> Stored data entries
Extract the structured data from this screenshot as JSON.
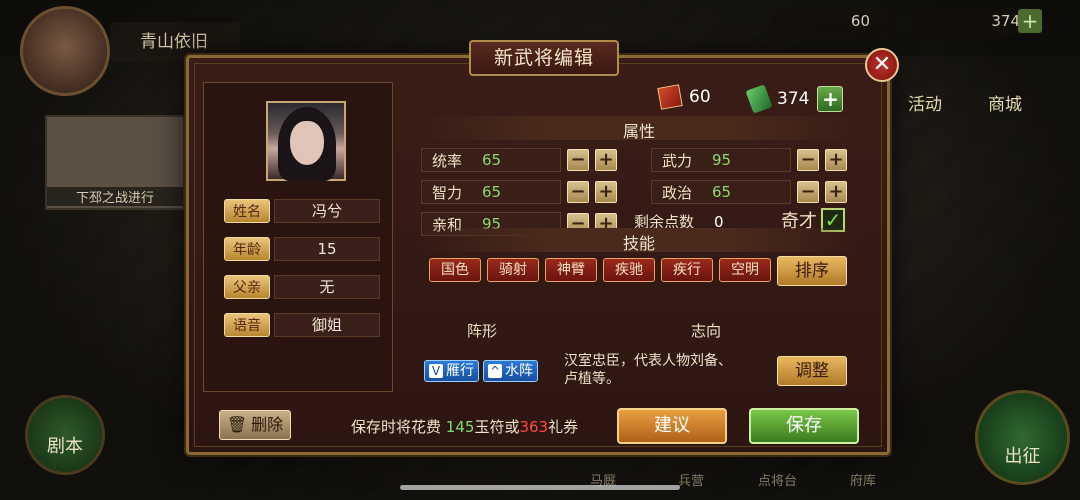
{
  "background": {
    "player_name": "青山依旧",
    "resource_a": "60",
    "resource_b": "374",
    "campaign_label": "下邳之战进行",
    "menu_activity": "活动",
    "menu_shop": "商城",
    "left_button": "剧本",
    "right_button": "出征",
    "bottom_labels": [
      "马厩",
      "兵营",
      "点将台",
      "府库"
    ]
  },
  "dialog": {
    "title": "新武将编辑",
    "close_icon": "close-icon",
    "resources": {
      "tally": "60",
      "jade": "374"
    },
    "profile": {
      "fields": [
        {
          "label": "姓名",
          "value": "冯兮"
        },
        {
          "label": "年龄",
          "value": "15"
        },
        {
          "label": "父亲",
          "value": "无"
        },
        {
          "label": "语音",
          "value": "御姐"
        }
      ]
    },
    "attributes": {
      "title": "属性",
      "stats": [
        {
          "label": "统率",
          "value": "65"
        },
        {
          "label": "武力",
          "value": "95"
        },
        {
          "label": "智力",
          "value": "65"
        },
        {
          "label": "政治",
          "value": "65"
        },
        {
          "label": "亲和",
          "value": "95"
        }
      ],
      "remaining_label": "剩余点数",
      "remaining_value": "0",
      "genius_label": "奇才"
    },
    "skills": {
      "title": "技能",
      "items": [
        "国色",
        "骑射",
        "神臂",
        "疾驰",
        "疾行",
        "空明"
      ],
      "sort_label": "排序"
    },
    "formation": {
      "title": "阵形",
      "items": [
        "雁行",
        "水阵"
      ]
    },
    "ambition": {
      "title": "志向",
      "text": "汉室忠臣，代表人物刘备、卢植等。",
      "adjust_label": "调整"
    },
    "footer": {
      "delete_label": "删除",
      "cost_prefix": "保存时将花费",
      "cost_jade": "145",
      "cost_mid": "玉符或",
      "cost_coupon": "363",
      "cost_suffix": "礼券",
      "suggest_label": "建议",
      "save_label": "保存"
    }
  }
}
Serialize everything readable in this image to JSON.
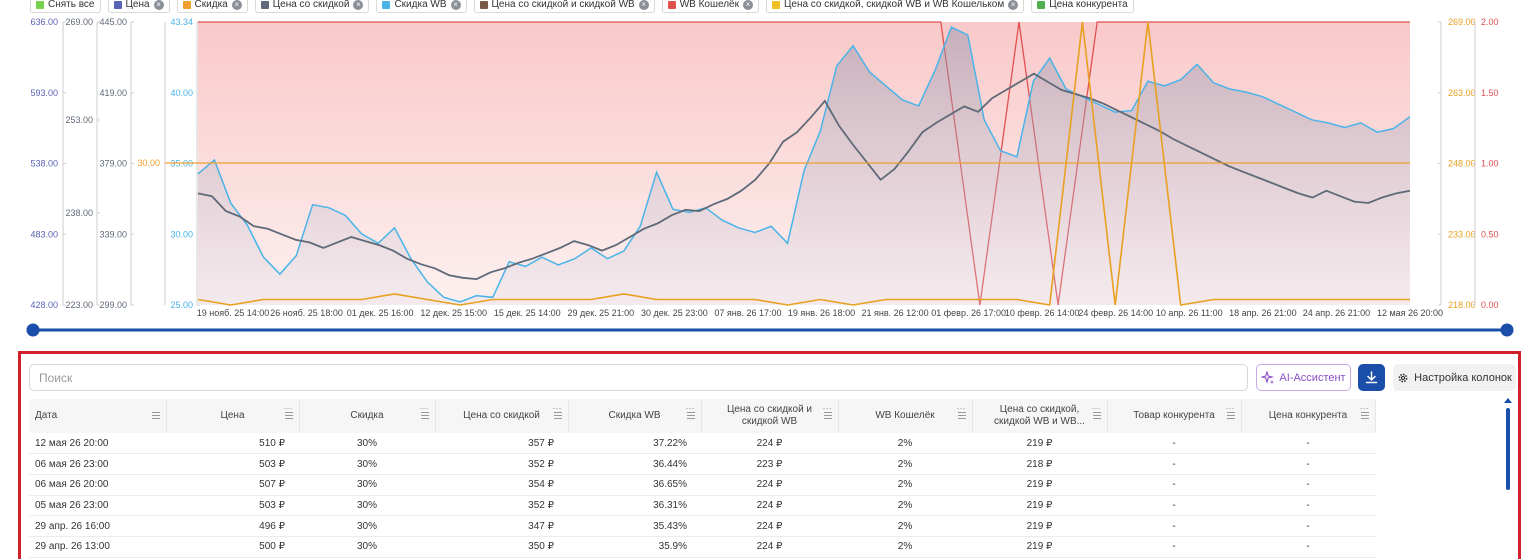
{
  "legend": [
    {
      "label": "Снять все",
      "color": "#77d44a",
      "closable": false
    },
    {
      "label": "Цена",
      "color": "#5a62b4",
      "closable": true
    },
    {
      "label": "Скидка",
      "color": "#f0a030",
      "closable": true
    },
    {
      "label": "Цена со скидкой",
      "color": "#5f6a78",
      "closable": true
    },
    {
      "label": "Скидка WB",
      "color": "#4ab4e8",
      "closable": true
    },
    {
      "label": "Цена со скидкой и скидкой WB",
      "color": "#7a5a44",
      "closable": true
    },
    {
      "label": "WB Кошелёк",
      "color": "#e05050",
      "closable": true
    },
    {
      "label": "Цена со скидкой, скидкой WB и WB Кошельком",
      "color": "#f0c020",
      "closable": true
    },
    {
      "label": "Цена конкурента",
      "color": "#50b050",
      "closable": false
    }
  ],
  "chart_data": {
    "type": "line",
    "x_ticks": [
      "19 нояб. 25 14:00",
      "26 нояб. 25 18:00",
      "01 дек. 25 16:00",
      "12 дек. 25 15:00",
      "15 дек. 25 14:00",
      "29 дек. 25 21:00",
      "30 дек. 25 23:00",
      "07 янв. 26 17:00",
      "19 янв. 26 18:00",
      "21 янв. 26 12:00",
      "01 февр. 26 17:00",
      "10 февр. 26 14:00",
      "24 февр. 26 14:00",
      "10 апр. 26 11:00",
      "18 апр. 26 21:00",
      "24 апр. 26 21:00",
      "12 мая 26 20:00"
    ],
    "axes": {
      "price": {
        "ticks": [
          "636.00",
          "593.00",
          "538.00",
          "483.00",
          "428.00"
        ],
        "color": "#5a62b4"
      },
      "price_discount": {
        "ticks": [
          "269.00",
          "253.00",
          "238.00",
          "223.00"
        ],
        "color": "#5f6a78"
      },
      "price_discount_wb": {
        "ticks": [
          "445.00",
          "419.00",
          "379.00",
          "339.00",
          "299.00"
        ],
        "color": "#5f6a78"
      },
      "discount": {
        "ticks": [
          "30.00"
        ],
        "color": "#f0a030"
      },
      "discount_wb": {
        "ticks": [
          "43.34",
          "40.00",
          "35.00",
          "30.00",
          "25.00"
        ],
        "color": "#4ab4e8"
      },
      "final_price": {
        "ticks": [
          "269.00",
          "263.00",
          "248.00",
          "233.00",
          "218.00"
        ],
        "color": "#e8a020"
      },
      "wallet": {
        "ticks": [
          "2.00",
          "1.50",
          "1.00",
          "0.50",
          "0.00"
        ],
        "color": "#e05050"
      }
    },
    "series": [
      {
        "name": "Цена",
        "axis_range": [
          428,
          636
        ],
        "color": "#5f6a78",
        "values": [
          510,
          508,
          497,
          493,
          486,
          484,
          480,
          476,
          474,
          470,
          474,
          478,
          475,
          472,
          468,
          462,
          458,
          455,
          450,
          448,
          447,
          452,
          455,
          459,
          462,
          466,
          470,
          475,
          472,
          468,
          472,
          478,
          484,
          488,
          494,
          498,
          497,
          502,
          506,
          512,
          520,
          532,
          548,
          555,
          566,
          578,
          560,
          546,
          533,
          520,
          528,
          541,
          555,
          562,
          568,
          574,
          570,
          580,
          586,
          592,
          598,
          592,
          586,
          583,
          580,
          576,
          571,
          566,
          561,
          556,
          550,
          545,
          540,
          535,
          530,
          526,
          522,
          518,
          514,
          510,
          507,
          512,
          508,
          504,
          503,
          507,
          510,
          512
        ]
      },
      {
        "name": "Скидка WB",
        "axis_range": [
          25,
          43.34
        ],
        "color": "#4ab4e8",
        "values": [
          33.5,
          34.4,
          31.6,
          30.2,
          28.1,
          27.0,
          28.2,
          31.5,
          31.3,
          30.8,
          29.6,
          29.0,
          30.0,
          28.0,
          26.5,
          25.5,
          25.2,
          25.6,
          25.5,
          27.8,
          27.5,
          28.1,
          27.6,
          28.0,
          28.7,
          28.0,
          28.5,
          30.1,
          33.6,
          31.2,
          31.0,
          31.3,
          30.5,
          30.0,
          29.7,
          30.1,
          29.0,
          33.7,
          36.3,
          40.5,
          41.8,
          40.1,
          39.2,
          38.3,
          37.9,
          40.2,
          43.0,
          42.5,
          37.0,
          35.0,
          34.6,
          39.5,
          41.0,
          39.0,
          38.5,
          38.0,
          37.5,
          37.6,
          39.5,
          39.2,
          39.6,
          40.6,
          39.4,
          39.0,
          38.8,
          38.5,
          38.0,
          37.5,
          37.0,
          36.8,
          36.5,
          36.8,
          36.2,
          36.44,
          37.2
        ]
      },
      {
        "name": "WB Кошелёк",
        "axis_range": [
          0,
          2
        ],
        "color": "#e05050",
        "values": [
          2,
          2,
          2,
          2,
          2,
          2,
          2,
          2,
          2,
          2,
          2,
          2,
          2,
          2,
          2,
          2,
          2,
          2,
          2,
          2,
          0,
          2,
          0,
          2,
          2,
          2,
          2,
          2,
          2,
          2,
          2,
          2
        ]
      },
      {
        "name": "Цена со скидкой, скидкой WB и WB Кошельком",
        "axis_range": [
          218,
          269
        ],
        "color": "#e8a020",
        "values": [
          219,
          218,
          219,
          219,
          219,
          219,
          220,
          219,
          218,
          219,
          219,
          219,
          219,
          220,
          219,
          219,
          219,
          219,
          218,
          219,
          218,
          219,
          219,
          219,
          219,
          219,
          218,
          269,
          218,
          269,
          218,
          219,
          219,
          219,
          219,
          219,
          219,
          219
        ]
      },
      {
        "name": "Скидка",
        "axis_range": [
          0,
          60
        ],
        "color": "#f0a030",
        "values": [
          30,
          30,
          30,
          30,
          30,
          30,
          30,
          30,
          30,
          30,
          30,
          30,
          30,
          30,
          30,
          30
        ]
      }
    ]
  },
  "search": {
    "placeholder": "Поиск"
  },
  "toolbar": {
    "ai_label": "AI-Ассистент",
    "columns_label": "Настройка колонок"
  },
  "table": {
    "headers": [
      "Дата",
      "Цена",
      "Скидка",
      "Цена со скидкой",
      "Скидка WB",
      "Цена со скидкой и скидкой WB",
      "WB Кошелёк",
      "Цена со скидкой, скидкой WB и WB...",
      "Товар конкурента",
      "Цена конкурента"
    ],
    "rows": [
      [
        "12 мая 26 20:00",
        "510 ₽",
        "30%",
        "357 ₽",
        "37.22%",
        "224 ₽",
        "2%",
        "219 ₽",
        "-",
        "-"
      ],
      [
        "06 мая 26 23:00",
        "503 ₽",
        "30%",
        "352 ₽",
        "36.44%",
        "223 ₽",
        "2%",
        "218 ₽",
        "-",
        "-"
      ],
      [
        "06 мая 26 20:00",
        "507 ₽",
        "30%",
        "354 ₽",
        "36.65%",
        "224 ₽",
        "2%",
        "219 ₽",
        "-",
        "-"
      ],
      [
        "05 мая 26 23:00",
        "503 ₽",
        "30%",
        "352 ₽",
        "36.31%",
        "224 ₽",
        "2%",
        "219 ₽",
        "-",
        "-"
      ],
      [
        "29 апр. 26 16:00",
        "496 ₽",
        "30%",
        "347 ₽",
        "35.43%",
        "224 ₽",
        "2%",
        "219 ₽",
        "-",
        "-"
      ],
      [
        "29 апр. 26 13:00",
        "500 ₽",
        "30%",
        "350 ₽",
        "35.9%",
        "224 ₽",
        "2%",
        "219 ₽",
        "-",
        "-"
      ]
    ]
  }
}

> WORK TO BE COMPLETED
Looking at the entries above, say how many lines contain the word "февр". Only the number is wanted.

> FINISHED ANSWER
3